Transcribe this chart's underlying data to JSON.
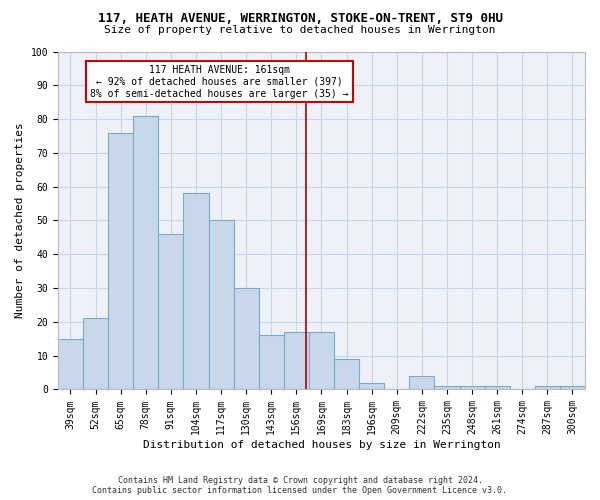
{
  "title1": "117, HEATH AVENUE, WERRINGTON, STOKE-ON-TRENT, ST9 0HU",
  "title2": "Size of property relative to detached houses in Werrington",
  "xlabel": "Distribution of detached houses by size in Werrington",
  "ylabel": "Number of detached properties",
  "footer1": "Contains HM Land Registry data © Crown copyright and database right 2024.",
  "footer2": "Contains public sector information licensed under the Open Government Licence v3.0.",
  "categories": [
    "39sqm",
    "52sqm",
    "65sqm",
    "78sqm",
    "91sqm",
    "104sqm",
    "117sqm",
    "130sqm",
    "143sqm",
    "156sqm",
    "169sqm",
    "183sqm",
    "196sqm",
    "209sqm",
    "222sqm",
    "235sqm",
    "248sqm",
    "261sqm",
    "274sqm",
    "287sqm",
    "300sqm"
  ],
  "values": [
    15,
    21,
    76,
    81,
    46,
    58,
    50,
    30,
    16,
    17,
    17,
    9,
    2,
    0,
    4,
    1,
    1,
    1,
    0,
    1,
    1
  ],
  "bar_color": "#c8d8ea",
  "bar_edge_color": "#7aaac8",
  "vline_color": "#aa0000",
  "vline_x_index": 9.38,
  "annotation_text_line1": "117 HEATH AVENUE: 161sqm",
  "annotation_text_line2": "← 92% of detached houses are smaller (397)",
  "annotation_text_line3": "8% of semi-detached houses are larger (35) →",
  "annotation_box_color": "#cc0000",
  "ylim": [
    0,
    100
  ],
  "yticks": [
    0,
    10,
    20,
    30,
    40,
    50,
    60,
    70,
    80,
    90,
    100
  ],
  "grid_color": "#c8d4e8",
  "bg_color": "#eef2f8",
  "title1_fontsize": 9,
  "title2_fontsize": 8,
  "tick_fontsize": 7,
  "ylabel_fontsize": 8,
  "xlabel_fontsize": 8,
  "footer_fontsize": 6,
  "annot_fontsize": 7
}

○ ○ ○

-- TO BE DONE --
Only the number is wanted: how many lines of the data contain the word "houses"?

-- EXPECTED ANSWER --
4